:: Records shown

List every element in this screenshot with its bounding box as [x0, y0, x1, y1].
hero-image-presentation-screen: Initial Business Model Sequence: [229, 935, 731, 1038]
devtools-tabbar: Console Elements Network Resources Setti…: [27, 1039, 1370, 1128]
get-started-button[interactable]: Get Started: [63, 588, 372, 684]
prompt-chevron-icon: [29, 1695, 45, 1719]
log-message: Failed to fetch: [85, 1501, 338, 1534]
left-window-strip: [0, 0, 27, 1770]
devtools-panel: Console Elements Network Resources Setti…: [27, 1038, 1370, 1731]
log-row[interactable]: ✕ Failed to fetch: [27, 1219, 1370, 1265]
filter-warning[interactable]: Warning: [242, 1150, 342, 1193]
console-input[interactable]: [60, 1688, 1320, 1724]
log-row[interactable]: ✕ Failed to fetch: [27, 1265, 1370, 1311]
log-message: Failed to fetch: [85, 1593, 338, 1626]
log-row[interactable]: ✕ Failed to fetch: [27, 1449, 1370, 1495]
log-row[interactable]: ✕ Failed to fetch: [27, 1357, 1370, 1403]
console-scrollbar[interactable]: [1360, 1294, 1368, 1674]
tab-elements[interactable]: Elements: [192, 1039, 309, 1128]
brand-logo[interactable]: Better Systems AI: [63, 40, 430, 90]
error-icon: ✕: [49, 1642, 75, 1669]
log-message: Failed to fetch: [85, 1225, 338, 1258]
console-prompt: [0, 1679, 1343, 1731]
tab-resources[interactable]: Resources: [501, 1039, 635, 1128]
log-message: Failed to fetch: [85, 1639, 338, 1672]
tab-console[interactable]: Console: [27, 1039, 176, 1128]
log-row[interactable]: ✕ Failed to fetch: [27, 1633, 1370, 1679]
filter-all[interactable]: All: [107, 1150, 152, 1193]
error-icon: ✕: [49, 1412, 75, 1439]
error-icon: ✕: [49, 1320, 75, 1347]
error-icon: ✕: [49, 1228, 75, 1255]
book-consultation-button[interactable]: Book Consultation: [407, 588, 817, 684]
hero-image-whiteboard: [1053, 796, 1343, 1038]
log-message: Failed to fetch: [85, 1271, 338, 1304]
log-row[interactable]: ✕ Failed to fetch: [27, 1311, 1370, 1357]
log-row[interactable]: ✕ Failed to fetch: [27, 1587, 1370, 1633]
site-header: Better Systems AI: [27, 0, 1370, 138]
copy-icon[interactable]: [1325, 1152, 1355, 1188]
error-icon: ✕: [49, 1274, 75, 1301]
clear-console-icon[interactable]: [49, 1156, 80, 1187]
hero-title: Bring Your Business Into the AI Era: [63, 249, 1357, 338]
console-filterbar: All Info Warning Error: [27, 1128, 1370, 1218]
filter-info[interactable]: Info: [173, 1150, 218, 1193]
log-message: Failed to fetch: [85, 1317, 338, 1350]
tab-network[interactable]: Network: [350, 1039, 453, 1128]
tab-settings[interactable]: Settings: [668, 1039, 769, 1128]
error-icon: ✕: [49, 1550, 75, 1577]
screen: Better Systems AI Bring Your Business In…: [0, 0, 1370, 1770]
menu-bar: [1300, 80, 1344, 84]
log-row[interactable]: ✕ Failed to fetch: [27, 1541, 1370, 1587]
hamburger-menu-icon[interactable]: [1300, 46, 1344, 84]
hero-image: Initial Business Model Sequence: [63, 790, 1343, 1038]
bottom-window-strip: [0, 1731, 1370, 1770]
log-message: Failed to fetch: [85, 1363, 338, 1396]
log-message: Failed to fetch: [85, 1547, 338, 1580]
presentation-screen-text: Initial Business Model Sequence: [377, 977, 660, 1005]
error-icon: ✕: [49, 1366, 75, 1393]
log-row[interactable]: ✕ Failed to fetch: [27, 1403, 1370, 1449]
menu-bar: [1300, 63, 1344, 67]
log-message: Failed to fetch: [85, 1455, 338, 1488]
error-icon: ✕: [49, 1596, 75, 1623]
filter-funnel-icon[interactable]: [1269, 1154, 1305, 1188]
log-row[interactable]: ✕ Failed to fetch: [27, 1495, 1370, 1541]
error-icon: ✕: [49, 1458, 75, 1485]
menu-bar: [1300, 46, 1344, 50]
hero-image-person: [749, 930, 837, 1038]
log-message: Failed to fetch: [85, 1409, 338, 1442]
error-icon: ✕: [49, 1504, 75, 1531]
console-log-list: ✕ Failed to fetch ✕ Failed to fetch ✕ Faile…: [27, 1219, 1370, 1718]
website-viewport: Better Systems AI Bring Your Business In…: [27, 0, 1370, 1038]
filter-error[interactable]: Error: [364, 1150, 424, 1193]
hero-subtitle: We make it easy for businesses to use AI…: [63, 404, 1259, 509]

::::

§ What you will do
Pick out every line in the records that contains the string "window" and copy each one in full.

§ Solved exercise
left-window-strip: [0, 0, 27, 1770]
bottom-window-strip: [0, 1731, 1370, 1770]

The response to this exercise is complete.